### What is needed
Show each line of the data below that has the string "типа" in it.

### Entries provided

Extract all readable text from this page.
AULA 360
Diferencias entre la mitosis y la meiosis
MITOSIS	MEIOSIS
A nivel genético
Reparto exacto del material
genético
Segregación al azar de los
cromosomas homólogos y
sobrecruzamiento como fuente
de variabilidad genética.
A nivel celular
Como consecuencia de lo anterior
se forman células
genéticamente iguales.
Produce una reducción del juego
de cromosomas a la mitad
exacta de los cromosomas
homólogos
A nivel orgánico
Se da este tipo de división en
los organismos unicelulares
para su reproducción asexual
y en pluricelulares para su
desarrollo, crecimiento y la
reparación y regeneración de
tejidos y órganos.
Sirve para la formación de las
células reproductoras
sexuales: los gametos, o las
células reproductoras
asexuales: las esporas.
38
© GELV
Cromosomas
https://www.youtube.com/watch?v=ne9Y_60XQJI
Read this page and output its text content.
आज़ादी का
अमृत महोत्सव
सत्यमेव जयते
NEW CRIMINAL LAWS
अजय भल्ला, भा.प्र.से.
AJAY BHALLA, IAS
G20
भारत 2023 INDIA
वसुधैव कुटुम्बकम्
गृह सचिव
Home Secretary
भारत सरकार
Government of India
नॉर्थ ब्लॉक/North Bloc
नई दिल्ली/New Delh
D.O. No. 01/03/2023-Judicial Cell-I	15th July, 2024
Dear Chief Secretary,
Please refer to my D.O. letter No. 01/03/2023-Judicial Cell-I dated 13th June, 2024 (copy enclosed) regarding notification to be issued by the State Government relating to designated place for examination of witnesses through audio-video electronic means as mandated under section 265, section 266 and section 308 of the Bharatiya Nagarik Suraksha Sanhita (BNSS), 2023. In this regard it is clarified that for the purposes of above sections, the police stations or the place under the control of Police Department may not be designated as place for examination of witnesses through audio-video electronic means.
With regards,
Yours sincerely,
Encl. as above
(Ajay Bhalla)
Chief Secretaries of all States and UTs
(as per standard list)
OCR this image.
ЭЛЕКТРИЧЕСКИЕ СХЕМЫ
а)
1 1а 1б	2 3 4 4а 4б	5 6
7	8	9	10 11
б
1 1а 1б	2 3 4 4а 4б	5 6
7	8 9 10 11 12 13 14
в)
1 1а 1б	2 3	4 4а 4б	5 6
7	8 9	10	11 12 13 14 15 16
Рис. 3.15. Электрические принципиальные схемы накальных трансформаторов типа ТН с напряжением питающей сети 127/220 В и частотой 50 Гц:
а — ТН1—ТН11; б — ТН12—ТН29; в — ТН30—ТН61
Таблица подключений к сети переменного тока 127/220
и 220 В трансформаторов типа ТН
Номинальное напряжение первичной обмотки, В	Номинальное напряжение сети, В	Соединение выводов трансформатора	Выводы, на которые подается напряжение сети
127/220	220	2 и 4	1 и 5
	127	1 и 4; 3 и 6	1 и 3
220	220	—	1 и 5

### Response to this task
Рис. 3.15. Электрические принципиальные схемы накальных трансформаторов типа ТН с напряжением питающей сети 127/220 В и частотой 50 Гц:
и 220 В трансформаторов типа ТН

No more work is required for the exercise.